Aim: Repeat each record exactly. Any picture gets left out.

(Figure collection entries)
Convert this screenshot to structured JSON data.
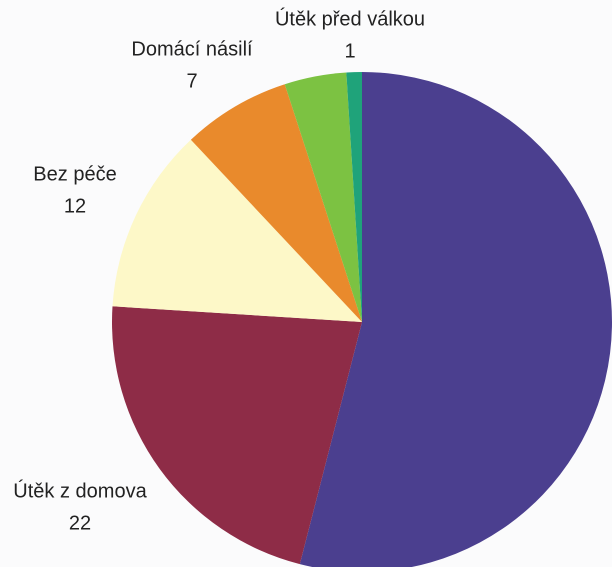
{
  "chart_data": {
    "type": "pie",
    "categories": [
      null,
      "Útěk z domova",
      "Bez péče",
      "Domácí násilí",
      null,
      "Útěk před válkou"
    ],
    "values": [
      54,
      22,
      12,
      7,
      4,
      1
    ],
    "colors": [
      "#4b3f8f",
      "#8e2c47",
      "#fdf8c8",
      "#e98a2c",
      "#7cc242",
      "#1fa37a"
    ]
  }
}
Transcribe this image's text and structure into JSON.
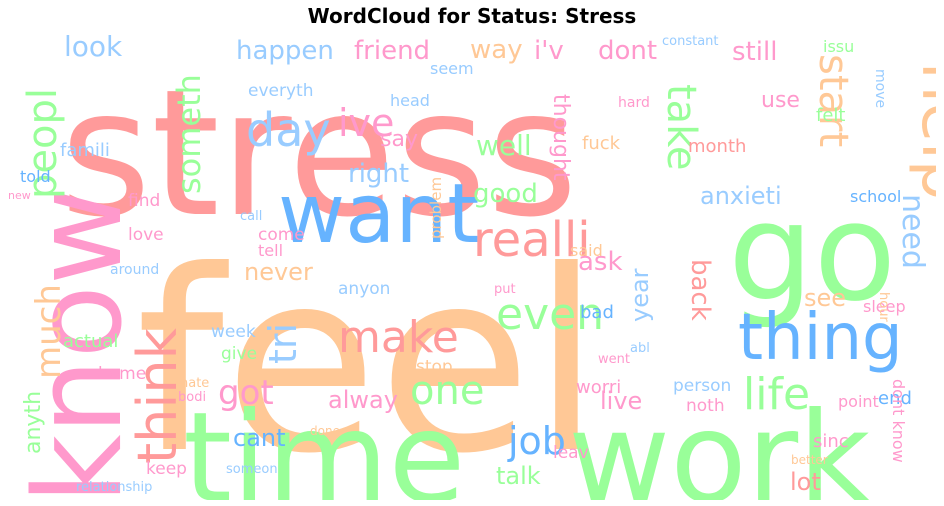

Final result:
Convert this screenshot to structured JSON data.
{
  "chart_data": {
    "type": "pie",
    "categories": [
      null,
      "Útěk z domova",
      "Bez péče",
      "Domácí násilí",
      null,
      "Útěk před válkou"
    ],
    "values": [
      54,
      22,
      12,
      7,
      4,
      1
    ],
    "colors": [
      "#4b3f8f",
      "#8e2c47",
      "#fdf8c8",
      "#e98a2c",
      "#7cc242",
      "#1fa37a"
    ]
  }
}
Transcribe this image's text and structure into JSON.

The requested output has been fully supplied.